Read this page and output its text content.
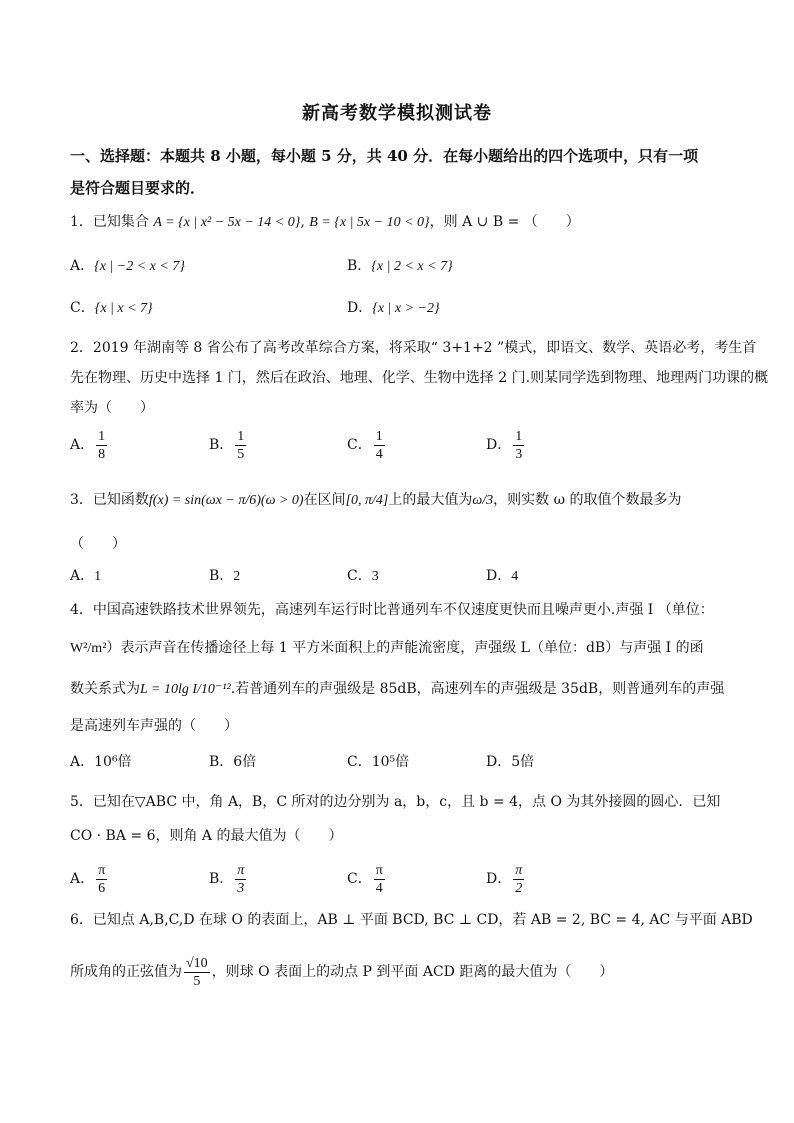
新高考数学模拟测试卷
一、选择题：本题共 8 小题，每小题 5 分，共 40 分．在每小题给出的四个选项中，只有一项
是符合题目要求的．
1．已知集合 A = {x | x² − 5x − 14 < 0}, B = {x | 5x − 10 < 0}，则 A ∪ B = （　　）
A．{x | −2 < x < 7}	B．{x | 2 < x < 7}
C．{x | x < 7}	D．{x | x > −2}
2．2019 年湖南等 8 省公布了高考改革综合方案，将采取“ 3+1+2 ”模式，即语文、数学、英语必考，考生首
先在物理、历史中选择 1 门，然后在政治、地理、化学、生物中选择 2 门.则某同学选到物理、地理两门功课的概
率为（　　）
A． $\frac{1}{8}$	B． $\frac{1}{5}$	C． $\frac{1}{4}$	D． $\frac{1}{3}$
3．已知函数f(x) = sin(ωx − π/6)(ω > 0)在区间[0, π/4]上的最大值为ω/3，则实数 ω 的取值个数最多为
（　　）
A．1	B．2	C．3	D．4
4．中国高速铁路技术世界领先，高速列车运行时比普通列车不仅速度更快而且噪声更小.声强 I （单位：
W²/m²）表示声音在传播途径上每 1 平方米面积上的声能流密度，声强级 L（单位：dB）与声强 I 的函
数关系式为L = 10lg I/10⁻¹².若普通列车的声强级是 85dB，高速列车的声强级是 35dB，则普通列车的声强
是高速列车声强的（　　）
A．10⁶倍	B．6倍	C．10⁵倍	D．5倍
5．已知在▽ABC 中，角 A，B，C 所对的边分别为 a，b，c，且 b = 4，点 O 为其外接圆的圆心．已知
CO · BA = 6，则角 A 的最大值为（　　）
A． $\frac{\pi}{6}$	B． $\frac{\pi}{3}$	C． $\frac{\pi}{4}$	D． $\frac{\pi}{2}$
6．已知点 A,B,C,D 在球 O 的表面上，AB ⊥ 平面 BCD, BC ⊥ CD，若 AB = 2, BC = 4, AC 与平面 ABD
所成角的正弦值为 $\frac{√10}{5}$ ，则球 O 表面上的动点 P 到平面 ACD 距离的最大值为（　　）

□ □ □

• [Task to carry out] In the entries above, find every line holding the word "frac" and copy it out.

• [Exercise output]
A． $\frac{1}{8}$	B． $\frac{1}{5}$	C． $\frac{1}{4}$	D． $\frac{1}{3}$
A． $\frac{\pi}{6}$	B． $\frac{\pi}{3}$	C． $\frac{\pi}{4}$	D． $\frac{\pi}{2}$
所成角的正弦值为 $\frac{√10}{5}$ ，则球 O 表面上的动点 P 到平面 ACD 距离的最大值为（　　）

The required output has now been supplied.